--- PASSAGE TO READ Enclosed Below ---

Dmitriy Romanovich Li is an Uzbek national of Korean descent born 1976. He is a senior politician in the ‘New Uzbekistan’ of President Shavkat Mirziyoyev, to whom he is widely seen as a close figure. He is particularly well connected to the president’s eldest daughter, Saida Mirziyoyeva, for whom he is a trusted confidant.
In 2017, Mirziyoyev appointed Li deputy director of NAPP, a newly founded presidential agency responsible for the transparency and efficiency of state procurement and investment projects which include NMMC, the large Uzbek gold mine.
Dmitriy Li is currently chairman of NAPP, which is also the regulator of Uzbekistan’s embryonic crypto market. Decentralized finance is a fast-growing area of Uzbek business, which Mirziyoyev expects to showcase the country’s liberal economic transformation since he took over from the late Islam Karimov in 2016.
According to Uzbek media, there may be another side to Li’s personal oversight of the crypto market: he has thought to have family ties to Kobea Group, the South Korean company that runs Uzbekistan’s sole cryptocurrency exchange (Uznex), via its owners Charles Lee and Chang-Kwon Lee. Uznex has been online since November 2022 after Li granted Kobea its license and NAPP blocked Binance, Kraken and FTX from operating in Uzbekistan. This gave Kobea a countrywide monopoly, despite President Mirziyoyev’s commitment to a free market.
This scheme follows on from earlier corruption cases in which Li was implicated. As deputy director of NAPP, he allegedly siphoned off UzbekTelecom state funding for internet services in Uzbekistan, which are notoriously slow. According to reporting on the matter, Li turned a blind eye at NAPP and removed employees both there and at UzbekTelecom who attempted to stop the scheme, which brought in tens of millions of USD in illicit revenue for himself and his co-conspirator, businessman Rasul Sharipov.

--- End of Enclosed PASSAGE TO READ ---

▶ WHAT YOU NEED TO DO
1) According to the Dmitriy Li passage, which company runs Uzbekistan's sole cryptocurrency exchange?
2) Extend the Dmitriy Li passage with new text that picks up after its last sentence.
The listing is not needed for the work on the Dmitriy Li passage.

--- PROVIDED RECORDS Enclosed Below ---

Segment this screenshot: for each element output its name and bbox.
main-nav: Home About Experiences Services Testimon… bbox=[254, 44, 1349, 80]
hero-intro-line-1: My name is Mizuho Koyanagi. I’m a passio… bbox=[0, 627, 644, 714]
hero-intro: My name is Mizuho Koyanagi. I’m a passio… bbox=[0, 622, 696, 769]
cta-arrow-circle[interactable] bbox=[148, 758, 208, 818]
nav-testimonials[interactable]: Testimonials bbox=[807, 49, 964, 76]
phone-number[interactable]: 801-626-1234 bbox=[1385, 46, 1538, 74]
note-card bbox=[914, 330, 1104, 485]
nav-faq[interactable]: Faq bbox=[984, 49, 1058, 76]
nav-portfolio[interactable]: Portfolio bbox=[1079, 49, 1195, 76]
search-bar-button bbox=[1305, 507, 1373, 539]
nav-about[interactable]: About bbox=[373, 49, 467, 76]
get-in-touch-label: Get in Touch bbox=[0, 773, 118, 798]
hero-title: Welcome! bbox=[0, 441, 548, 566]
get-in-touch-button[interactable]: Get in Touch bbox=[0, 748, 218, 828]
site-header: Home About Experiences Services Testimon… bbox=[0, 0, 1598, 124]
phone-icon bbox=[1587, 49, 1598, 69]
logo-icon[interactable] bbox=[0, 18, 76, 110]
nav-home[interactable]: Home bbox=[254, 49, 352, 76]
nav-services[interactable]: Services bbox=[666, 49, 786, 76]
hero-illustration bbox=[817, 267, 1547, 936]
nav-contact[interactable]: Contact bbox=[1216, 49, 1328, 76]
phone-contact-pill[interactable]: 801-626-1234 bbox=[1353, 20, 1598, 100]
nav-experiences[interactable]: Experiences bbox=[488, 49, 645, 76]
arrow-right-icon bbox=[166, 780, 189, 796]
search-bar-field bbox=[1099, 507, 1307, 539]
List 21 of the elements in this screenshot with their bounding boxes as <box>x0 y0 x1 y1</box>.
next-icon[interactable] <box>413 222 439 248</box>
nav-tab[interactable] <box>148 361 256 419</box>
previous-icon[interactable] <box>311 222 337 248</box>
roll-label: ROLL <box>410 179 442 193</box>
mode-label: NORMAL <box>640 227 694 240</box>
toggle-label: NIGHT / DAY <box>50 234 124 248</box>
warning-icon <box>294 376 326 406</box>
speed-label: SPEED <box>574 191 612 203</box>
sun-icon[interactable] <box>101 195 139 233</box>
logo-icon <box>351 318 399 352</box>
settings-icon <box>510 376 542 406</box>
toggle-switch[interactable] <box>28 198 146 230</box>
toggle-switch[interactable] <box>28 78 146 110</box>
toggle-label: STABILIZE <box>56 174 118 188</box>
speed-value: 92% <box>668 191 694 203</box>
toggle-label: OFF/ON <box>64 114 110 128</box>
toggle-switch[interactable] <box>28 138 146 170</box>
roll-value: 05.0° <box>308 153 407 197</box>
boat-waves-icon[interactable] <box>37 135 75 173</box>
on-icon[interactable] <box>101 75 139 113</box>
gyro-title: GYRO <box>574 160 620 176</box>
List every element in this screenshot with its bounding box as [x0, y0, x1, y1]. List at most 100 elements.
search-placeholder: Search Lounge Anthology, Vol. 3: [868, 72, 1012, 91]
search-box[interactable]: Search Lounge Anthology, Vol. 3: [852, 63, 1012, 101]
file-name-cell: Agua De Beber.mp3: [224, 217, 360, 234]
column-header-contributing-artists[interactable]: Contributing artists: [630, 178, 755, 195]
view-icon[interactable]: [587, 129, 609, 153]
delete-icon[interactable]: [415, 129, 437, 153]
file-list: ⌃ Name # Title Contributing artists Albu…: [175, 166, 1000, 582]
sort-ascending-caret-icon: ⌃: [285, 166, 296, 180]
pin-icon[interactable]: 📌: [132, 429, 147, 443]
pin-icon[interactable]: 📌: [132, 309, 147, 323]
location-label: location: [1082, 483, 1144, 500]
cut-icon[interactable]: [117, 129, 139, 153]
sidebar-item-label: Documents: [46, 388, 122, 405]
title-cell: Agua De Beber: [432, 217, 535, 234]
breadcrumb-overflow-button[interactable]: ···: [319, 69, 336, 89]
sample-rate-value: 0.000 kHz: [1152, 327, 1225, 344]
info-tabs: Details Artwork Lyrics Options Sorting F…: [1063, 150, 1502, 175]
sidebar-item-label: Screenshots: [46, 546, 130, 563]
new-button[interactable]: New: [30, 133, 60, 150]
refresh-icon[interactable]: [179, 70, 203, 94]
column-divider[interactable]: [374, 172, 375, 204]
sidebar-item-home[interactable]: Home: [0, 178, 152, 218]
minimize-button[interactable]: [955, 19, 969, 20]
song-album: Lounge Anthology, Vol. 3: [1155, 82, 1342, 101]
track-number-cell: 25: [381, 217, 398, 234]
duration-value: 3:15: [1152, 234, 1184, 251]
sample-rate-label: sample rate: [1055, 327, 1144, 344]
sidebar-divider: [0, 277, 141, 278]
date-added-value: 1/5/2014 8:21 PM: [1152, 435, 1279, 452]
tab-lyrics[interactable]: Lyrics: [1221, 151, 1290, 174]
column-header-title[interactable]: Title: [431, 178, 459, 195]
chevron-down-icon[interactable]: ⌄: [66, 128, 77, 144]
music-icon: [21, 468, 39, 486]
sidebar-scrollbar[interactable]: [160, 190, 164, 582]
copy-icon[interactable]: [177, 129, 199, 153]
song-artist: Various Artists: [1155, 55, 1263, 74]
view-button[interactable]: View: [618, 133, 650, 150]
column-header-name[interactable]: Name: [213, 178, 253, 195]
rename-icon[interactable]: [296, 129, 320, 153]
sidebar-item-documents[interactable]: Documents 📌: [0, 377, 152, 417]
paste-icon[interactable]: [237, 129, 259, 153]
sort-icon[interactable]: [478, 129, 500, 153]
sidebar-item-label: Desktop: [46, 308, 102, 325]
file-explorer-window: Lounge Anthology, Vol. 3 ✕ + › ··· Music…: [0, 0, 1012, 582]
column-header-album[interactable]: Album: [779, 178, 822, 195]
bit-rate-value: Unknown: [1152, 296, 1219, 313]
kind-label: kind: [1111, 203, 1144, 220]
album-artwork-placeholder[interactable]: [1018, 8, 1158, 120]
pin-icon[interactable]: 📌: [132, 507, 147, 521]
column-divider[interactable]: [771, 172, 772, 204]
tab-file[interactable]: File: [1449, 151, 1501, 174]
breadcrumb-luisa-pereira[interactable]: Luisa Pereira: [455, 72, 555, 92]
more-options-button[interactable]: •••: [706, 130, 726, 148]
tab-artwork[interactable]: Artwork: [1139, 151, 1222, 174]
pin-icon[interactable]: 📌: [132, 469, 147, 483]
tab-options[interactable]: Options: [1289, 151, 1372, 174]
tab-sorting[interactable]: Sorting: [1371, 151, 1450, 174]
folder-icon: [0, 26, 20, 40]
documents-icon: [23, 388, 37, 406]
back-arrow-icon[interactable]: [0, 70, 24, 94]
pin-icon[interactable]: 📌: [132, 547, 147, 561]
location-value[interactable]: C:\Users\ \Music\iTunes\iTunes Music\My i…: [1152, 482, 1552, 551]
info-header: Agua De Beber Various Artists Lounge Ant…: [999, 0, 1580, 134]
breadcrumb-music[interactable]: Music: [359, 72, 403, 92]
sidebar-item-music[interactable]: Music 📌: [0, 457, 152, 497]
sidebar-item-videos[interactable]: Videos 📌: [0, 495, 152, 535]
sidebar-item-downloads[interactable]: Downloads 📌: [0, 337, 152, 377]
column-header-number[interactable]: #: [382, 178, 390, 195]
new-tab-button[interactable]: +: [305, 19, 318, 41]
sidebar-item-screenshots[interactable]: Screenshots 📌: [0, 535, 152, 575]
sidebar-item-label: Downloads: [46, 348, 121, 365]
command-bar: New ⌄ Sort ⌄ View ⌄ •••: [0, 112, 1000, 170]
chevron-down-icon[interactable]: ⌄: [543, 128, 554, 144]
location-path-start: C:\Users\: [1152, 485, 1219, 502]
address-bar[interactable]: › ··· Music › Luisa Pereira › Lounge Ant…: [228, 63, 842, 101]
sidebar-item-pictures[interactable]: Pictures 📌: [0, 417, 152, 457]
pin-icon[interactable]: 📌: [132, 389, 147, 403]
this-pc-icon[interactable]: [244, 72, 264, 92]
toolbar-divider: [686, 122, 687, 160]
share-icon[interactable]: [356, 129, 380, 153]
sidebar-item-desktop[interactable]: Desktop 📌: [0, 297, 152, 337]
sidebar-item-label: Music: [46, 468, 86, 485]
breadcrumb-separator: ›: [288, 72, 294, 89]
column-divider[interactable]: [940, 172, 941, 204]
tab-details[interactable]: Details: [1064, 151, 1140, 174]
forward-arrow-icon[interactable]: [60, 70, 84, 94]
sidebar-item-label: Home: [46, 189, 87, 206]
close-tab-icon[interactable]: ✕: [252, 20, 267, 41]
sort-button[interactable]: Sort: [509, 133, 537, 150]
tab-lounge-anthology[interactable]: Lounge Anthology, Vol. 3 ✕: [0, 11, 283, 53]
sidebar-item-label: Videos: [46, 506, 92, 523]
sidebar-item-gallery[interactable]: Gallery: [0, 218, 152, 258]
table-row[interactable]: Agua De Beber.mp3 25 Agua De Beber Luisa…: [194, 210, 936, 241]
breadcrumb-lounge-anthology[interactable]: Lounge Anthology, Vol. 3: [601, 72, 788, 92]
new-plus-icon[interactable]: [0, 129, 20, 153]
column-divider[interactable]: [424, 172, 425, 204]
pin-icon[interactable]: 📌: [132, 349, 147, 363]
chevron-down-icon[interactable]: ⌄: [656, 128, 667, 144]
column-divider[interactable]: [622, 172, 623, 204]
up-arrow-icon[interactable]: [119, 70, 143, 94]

--- End of Enclosed PROVIDED RECORDS ---

▶ EXPECTED RESPONSES
1) Kobea Group, a South Korean company.

2)
Around the same time, Li reportedly helped carry out procurement fraud in the Ministry of Health’s acquisition of medical equipment from General Electric, which was approved by NAPP. The real value of these goods was USD 3 million, but the amount was inflated to USD 6 million, with the other half paid in kickbacks.
Meanwhile, Li has known Saida Mirziyoyeva for several years, since their work together in the education sector before Li joined NAPP. Saida is a major player on the Uzbek political scene where she has been expanded her power in recent years, building up a coterie of trusted figures in key positions. These include Li as well as Komil Allamzhonov, the deputy head of her father’s presidential administration responsible for keeping the country’s media sphere in line.
Li is close to Saida’s husband, Oybek Tursunov, an Uzbek-Korean businessman who is from an influential family himself. His father, Batyr Tursunov, is described as Uzbekistan’s ‘grey cardinal’ and is first deputy director of its main intelligence agency, the SGB.
The Tursunovs are said to have used their marriage into the ruling family to advance their interests and accumulate assets, such as Uzbekistan’s most popular payment system, UzCard. According to domestic media, Oybek and his brother Ulugbek provide political cover for corruption schemes involving the supply of equipment to NMMC and another large state mine, AMMC. It is Oybek who allegedly represents Li’s main source of political cover in the Uzbek elite for his own dubious schemes.